- **PROBLEM REQUIREMENTS**: Update the records below by replacing every "lat-label" with "latitude-label" and leaving everything else unchanged. Leave the pictures out.

- **AVAILABLE RECORDS**:
....................
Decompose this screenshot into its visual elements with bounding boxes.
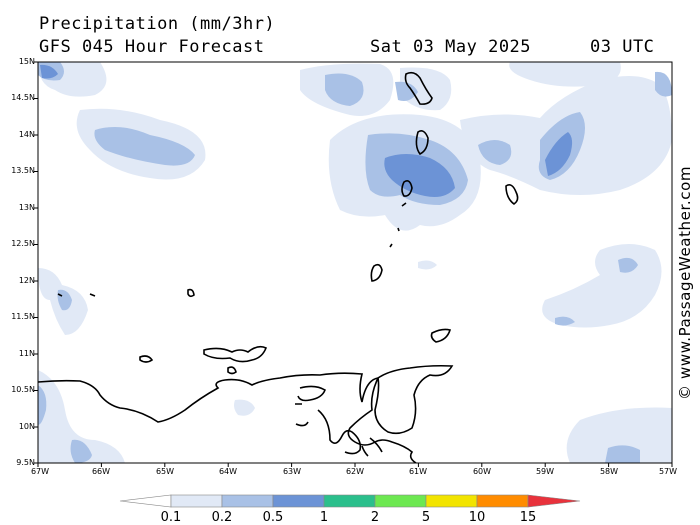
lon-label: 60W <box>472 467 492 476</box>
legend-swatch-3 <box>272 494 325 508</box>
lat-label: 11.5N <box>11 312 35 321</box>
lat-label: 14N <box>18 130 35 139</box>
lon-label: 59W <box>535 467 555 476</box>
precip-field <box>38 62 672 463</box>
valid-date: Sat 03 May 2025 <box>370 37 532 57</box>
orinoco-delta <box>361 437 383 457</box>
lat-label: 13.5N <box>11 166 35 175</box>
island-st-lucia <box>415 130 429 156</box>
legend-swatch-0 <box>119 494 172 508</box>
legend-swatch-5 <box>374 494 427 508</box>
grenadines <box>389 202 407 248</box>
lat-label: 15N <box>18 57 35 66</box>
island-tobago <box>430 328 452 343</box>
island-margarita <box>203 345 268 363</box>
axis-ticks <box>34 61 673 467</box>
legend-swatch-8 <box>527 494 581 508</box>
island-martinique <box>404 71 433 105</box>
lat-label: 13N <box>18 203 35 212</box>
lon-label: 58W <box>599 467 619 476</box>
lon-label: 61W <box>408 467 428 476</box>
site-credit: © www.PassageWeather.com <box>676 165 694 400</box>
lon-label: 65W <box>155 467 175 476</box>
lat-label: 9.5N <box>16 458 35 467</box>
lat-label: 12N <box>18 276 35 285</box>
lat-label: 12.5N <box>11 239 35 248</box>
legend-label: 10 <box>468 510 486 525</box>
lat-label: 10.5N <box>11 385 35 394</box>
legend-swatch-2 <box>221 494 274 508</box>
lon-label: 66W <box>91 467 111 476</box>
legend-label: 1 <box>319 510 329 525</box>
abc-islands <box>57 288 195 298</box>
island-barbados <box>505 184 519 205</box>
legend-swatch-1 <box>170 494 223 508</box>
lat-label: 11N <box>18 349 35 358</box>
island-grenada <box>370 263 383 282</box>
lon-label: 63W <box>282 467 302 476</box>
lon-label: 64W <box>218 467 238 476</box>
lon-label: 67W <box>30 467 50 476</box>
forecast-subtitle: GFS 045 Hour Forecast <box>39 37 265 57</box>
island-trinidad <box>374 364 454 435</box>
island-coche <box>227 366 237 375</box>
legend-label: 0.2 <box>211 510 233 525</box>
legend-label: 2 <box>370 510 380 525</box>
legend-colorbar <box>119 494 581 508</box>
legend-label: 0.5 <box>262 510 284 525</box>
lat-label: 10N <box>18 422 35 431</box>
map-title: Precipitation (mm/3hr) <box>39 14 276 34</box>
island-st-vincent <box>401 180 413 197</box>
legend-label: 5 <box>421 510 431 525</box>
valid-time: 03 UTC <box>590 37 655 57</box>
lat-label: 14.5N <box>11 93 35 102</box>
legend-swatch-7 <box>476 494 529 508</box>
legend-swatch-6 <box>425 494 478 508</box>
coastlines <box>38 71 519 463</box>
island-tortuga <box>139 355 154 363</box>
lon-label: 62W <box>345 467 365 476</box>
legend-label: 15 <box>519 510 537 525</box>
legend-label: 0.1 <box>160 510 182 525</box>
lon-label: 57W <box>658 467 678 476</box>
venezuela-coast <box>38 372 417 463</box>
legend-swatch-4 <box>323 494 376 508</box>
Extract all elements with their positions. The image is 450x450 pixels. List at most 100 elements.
....................
- **TASK ANSWER**:
Decompose this screenshot into its visual elements with bounding boxes.
lon-label: 60W <box>472 467 492 476</box>
legend-swatch-3 <box>272 494 325 508</box>
latitude-label: 11.5N <box>11 312 35 321</box>
latitude-label: 14N <box>18 130 35 139</box>
lon-label: 59W <box>535 467 555 476</box>
precip-field <box>38 62 672 463</box>
valid-date: Sat 03 May 2025 <box>370 37 532 57</box>
orinoco-delta <box>361 437 383 457</box>
latitude-label: 13.5N <box>11 166 35 175</box>
island-st-lucia <box>415 130 429 156</box>
legend-swatch-0 <box>119 494 172 508</box>
legend-swatch-5 <box>374 494 427 508</box>
grenadines <box>389 202 407 248</box>
latitude-label: 15N <box>18 57 35 66</box>
island-tobago <box>430 328 452 343</box>
island-margarita <box>203 345 268 363</box>
axis-ticks <box>34 61 673 467</box>
legend-swatch-8 <box>527 494 581 508</box>
island-martinique <box>404 71 433 105</box>
latitude-label: 13N <box>18 203 35 212</box>
lon-label: 58W <box>599 467 619 476</box>
lon-label: 61W <box>408 467 428 476</box>
site-credit: © www.PassageWeather.com <box>676 165 694 400</box>
lon-label: 65W <box>155 467 175 476</box>
latitude-label: 9.5N <box>16 458 35 467</box>
latitude-label: 12N <box>18 276 35 285</box>
latitude-label: 12.5N <box>11 239 35 248</box>
legend-label: 10 <box>468 510 486 525</box>
latitude-label: 10.5N <box>11 385 35 394</box>
legend-swatch-2 <box>221 494 274 508</box>
lon-label: 66W <box>91 467 111 476</box>
legend-label: 1 <box>319 510 329 525</box>
abc-islands <box>57 288 195 298</box>
island-barbados <box>505 184 519 205</box>
legend-swatch-1 <box>170 494 223 508</box>
latitude-label: 11N <box>18 349 35 358</box>
island-grenada <box>370 263 383 282</box>
lon-label: 63W <box>282 467 302 476</box>
lon-label: 64W <box>218 467 238 476</box>
lon-label: 67W <box>30 467 50 476</box>
forecast-subtitle: GFS 045 Hour Forecast <box>39 37 265 57</box>
island-trinidad <box>374 364 454 435</box>
island-coche <box>227 366 237 375</box>
legend-label: 0.2 <box>211 510 233 525</box>
legend-label: 2 <box>370 510 380 525</box>
legend-colorbar <box>119 494 581 508</box>
legend-label: 0.5 <box>262 510 284 525</box>
latitude-label: 10N <box>18 422 35 431</box>
map-title: Precipitation (mm/3hr) <box>39 14 276 34</box>
island-st-vincent <box>401 180 413 197</box>
legend-label: 5 <box>421 510 431 525</box>
valid-time: 03 UTC <box>590 37 655 57</box>
latitude-label: 14.5N <box>11 93 35 102</box>
legend-swatch-7 <box>476 494 529 508</box>
legend-swatch-6 <box>425 494 478 508</box>
coastlines <box>38 71 519 463</box>
island-tortuga <box>139 355 154 363</box>
lon-label: 62W <box>345 467 365 476</box>
legend-label: 15 <box>519 510 537 525</box>
legend-label: 0.1 <box>160 510 182 525</box>
lon-label: 57W <box>658 467 678 476</box>
venezuela-coast <box>38 372 417 463</box>
legend-swatch-4 <box>323 494 376 508</box>
Extract all elements with their positions. The image is 450x450 pixels. List at most 100 elements.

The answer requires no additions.